§ **Task goal**:
Gather each line in the entries that includes the string "color".

§ **Items from a data source**:

######

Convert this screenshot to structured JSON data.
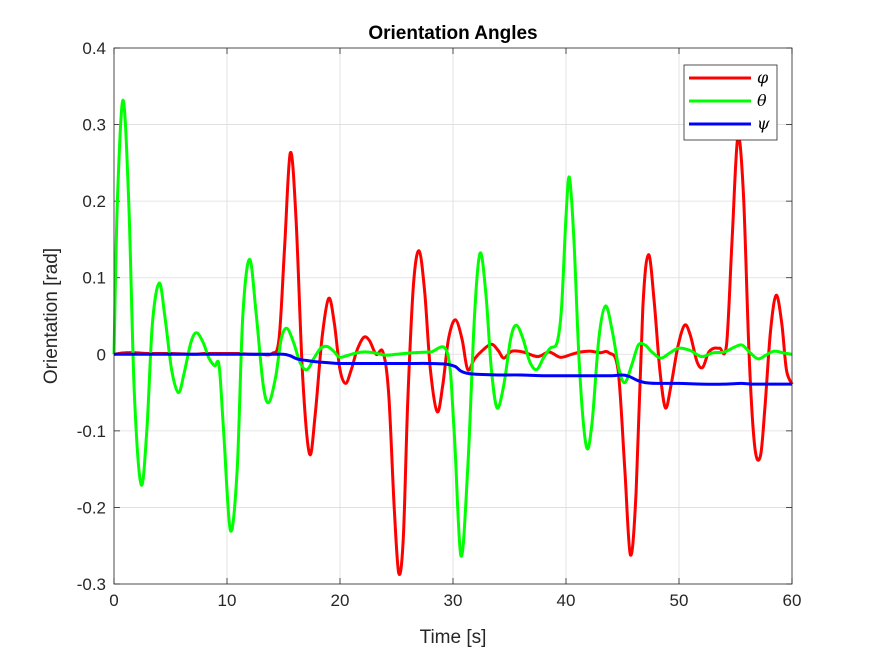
{
  "chart_data": {
    "type": "line",
    "title": "Orientation Angles",
    "xlabel": "Time [s]",
    "ylabel": "Orientation [rad]",
    "xlim": [
      0,
      60
    ],
    "ylim": [
      -0.3,
      0.4
    ],
    "xticks": [
      0,
      10,
      20,
      30,
      40,
      50,
      60
    ],
    "yticks": [
      -0.3,
      -0.2,
      -0.1,
      0,
      0.1,
      0.2,
      0.3,
      0.4
    ],
    "grid": true,
    "legend_position": "top-right",
    "series": [
      {
        "name": "φ",
        "color": "#ff0000",
        "points": [
          [
            0,
            0
          ],
          [
            1,
            0.002
          ],
          [
            2,
            0.002
          ],
          [
            3,
            0.001
          ],
          [
            5,
            0.001
          ],
          [
            7,
            0
          ],
          [
            8,
            0.001
          ],
          [
            9,
            0.001
          ],
          [
            10,
            0.001
          ],
          [
            11,
            0.001
          ],
          [
            12,
            0
          ],
          [
            13,
            0
          ],
          [
            14,
            0.001
          ],
          [
            14.6,
            0.02
          ],
          [
            15.1,
            0.14
          ],
          [
            15.6,
            0.263
          ],
          [
            16.1,
            0.18
          ],
          [
            16.7,
            -0.03
          ],
          [
            17.3,
            -0.13
          ],
          [
            17.8,
            -0.08
          ],
          [
            18.4,
            0.02
          ],
          [
            19,
            0.073
          ],
          [
            19.5,
            0.04
          ],
          [
            20,
            -0.02
          ],
          [
            20.5,
            -0.038
          ],
          [
            21,
            -0.02
          ],
          [
            21.5,
            0.005
          ],
          [
            22.1,
            0.022
          ],
          [
            22.6,
            0.018
          ],
          [
            23.2,
            0
          ],
          [
            23.8,
            0.003
          ],
          [
            24.3,
            -0.05
          ],
          [
            24.8,
            -0.2
          ],
          [
            25.2,
            -0.286
          ],
          [
            25.6,
            -0.24
          ],
          [
            26,
            -0.06
          ],
          [
            26.5,
            0.09
          ],
          [
            27,
            0.135
          ],
          [
            27.5,
            0.08
          ],
          [
            28,
            -0.02
          ],
          [
            28.6,
            -0.075
          ],
          [
            29.1,
            -0.04
          ],
          [
            29.6,
            0.02
          ],
          [
            30.2,
            0.045
          ],
          [
            30.8,
            0.02
          ],
          [
            31.3,
            -0.02
          ],
          [
            31.9,
            -0.006
          ],
          [
            32.6,
            0.005
          ],
          [
            33.4,
            0.013
          ],
          [
            34,
            0.005
          ],
          [
            34.5,
            -0.005
          ],
          [
            35.2,
            0.004
          ],
          [
            36.2,
            0.003
          ],
          [
            37.5,
            -0.003
          ],
          [
            38.5,
            0.003
          ],
          [
            39.5,
            -0.004
          ],
          [
            40.5,
            0
          ],
          [
            41.3,
            0.003
          ],
          [
            42.2,
            0.004
          ],
          [
            43,
            0.002
          ],
          [
            43.8,
            0.002
          ],
          [
            44.6,
            -0.02
          ],
          [
            45.2,
            -0.15
          ],
          [
            45.7,
            -0.262
          ],
          [
            46.2,
            -0.18
          ],
          [
            46.8,
            0.06
          ],
          [
            47.3,
            0.13
          ],
          [
            47.8,
            0.07
          ],
          [
            48.3,
            -0.02
          ],
          [
            48.8,
            -0.07
          ],
          [
            49.3,
            -0.04
          ],
          [
            49.9,
            0.01
          ],
          [
            50.5,
            0.038
          ],
          [
            51,
            0.025
          ],
          [
            51.6,
            -0.01
          ],
          [
            52.1,
            -0.017
          ],
          [
            52.6,
            0.002
          ],
          [
            53.1,
            0.008
          ],
          [
            53.6,
            0.008
          ],
          [
            54.2,
            0.012
          ],
          [
            54.7,
            0.15
          ],
          [
            55.2,
            0.283
          ],
          [
            55.7,
            0.21
          ],
          [
            56.2,
            0
          ],
          [
            56.7,
            -0.12
          ],
          [
            57.2,
            -0.133
          ],
          [
            57.6,
            -0.07
          ],
          [
            58.1,
            0.03
          ],
          [
            58.6,
            0.077
          ],
          [
            59.1,
            0.04
          ],
          [
            59.5,
            -0.02
          ],
          [
            60,
            -0.039
          ]
        ]
      },
      {
        "name": "θ",
        "color": "#00ff00",
        "points": [
          [
            0,
            0
          ],
          [
            0.3,
            0.2
          ],
          [
            0.8,
            0.332
          ],
          [
            1.3,
            0.2
          ],
          [
            1.8,
            -0.05
          ],
          [
            2.4,
            -0.17
          ],
          [
            2.9,
            -0.1
          ],
          [
            3.4,
            0.04
          ],
          [
            4,
            0.093
          ],
          [
            4.5,
            0.05
          ],
          [
            5.1,
            -0.02
          ],
          [
            5.7,
            -0.05
          ],
          [
            6.2,
            -0.025
          ],
          [
            6.8,
            0.015
          ],
          [
            7.3,
            0.028
          ],
          [
            7.9,
            0.015
          ],
          [
            8.4,
            -0.005
          ],
          [
            8.9,
            -0.015
          ],
          [
            9.3,
            -0.015
          ],
          [
            9.7,
            -0.1
          ],
          [
            10.3,
            -0.23
          ],
          [
            10.9,
            -0.15
          ],
          [
            11.4,
            0.05
          ],
          [
            12,
            0.124
          ],
          [
            12.6,
            0.05
          ],
          [
            13.2,
            -0.04
          ],
          [
            13.7,
            -0.063
          ],
          [
            14.3,
            -0.03
          ],
          [
            14.8,
            0.02
          ],
          [
            15.3,
            0.034
          ],
          [
            15.9,
            0.015
          ],
          [
            16.5,
            -0.012
          ],
          [
            17.1,
            -0.02
          ],
          [
            17.7,
            -0.005
          ],
          [
            18.3,
            0.008
          ],
          [
            18.9,
            0.01
          ],
          [
            19.5,
            0.003
          ],
          [
            20,
            -0.004
          ],
          [
            21,
            0
          ],
          [
            22,
            0.003
          ],
          [
            23,
            0.002
          ],
          [
            24,
            -0.001
          ],
          [
            25,
            0
          ],
          [
            26.5,
            0.002
          ],
          [
            28,
            0.003
          ],
          [
            29.5,
            0.002
          ],
          [
            30.1,
            -0.1
          ],
          [
            30.7,
            -0.263
          ],
          [
            31.3,
            -0.15
          ],
          [
            31.9,
            0.05
          ],
          [
            32.4,
            0.132
          ],
          [
            32.9,
            0.08
          ],
          [
            33.4,
            -0.02
          ],
          [
            33.9,
            -0.07
          ],
          [
            34.5,
            -0.04
          ],
          [
            35.1,
            0.02
          ],
          [
            35.6,
            0.038
          ],
          [
            36.2,
            0.02
          ],
          [
            36.8,
            -0.01
          ],
          [
            37.4,
            -0.02
          ],
          [
            38,
            -0.005
          ],
          [
            38.6,
            0.008
          ],
          [
            39.2,
            0.015
          ],
          [
            39.6,
            0.06
          ],
          [
            40,
            0.18
          ],
          [
            40.3,
            0.231
          ],
          [
            40.7,
            0.15
          ],
          [
            41.2,
            -0.02
          ],
          [
            41.8,
            -0.12
          ],
          [
            42.3,
            -0.09
          ],
          [
            42.9,
            0.02
          ],
          [
            43.5,
            0.063
          ],
          [
            44.1,
            0.03
          ],
          [
            44.7,
            -0.02
          ],
          [
            45.2,
            -0.037
          ],
          [
            45.8,
            -0.015
          ],
          [
            46.4,
            0.012
          ],
          [
            47,
            0.012
          ],
          [
            47.6,
            0.003
          ],
          [
            48.4,
            -0.005
          ],
          [
            49.2,
            0.002
          ],
          [
            50,
            0.008
          ],
          [
            51,
            0.005
          ],
          [
            52,
            -0.003
          ],
          [
            53,
            0.002
          ],
          [
            54,
            0.003
          ],
          [
            55,
            0.01
          ],
          [
            55.6,
            0.012
          ],
          [
            56.3,
            0.002
          ],
          [
            57,
            -0.006
          ],
          [
            57.7,
            -0.001
          ],
          [
            58.4,
            0.004
          ],
          [
            59.2,
            0.002
          ],
          [
            60,
            0
          ]
        ]
      },
      {
        "name": "ψ",
        "color": "#0000ff",
        "points": [
          [
            0,
            0
          ],
          [
            1,
            0
          ],
          [
            2,
            0
          ],
          [
            4,
            0
          ],
          [
            6,
            0
          ],
          [
            8,
            0
          ],
          [
            10,
            0
          ],
          [
            12,
            0
          ],
          [
            14,
            0
          ],
          [
            15,
            0
          ],
          [
            15.6,
            -0.002
          ],
          [
            16.2,
            -0.006
          ],
          [
            17,
            -0.008
          ],
          [
            18,
            -0.01
          ],
          [
            19,
            -0.011
          ],
          [
            20,
            -0.012
          ],
          [
            22,
            -0.012
          ],
          [
            24,
            -0.012
          ],
          [
            26,
            -0.012
          ],
          [
            28,
            -0.012
          ],
          [
            29.5,
            -0.013
          ],
          [
            30.2,
            -0.016
          ],
          [
            30.7,
            -0.022
          ],
          [
            31.3,
            -0.025
          ],
          [
            32,
            -0.026
          ],
          [
            34,
            -0.027
          ],
          [
            36,
            -0.027
          ],
          [
            38,
            -0.028
          ],
          [
            40,
            -0.028
          ],
          [
            42,
            -0.028
          ],
          [
            44,
            -0.028
          ],
          [
            45,
            -0.027
          ],
          [
            45.6,
            -0.029
          ],
          [
            46.3,
            -0.034
          ],
          [
            47,
            -0.037
          ],
          [
            48,
            -0.038
          ],
          [
            50,
            -0.038
          ],
          [
            52,
            -0.039
          ],
          [
            54,
            -0.039
          ],
          [
            55.5,
            -0.038
          ],
          [
            56.5,
            -0.039
          ],
          [
            58,
            -0.039
          ],
          [
            60,
            -0.039
          ]
        ]
      }
    ]
  }
}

######

§ **Exercise solution**:
        "color": "#ff0000",
        "color": "#00ff00",
        "color": "#0000ff",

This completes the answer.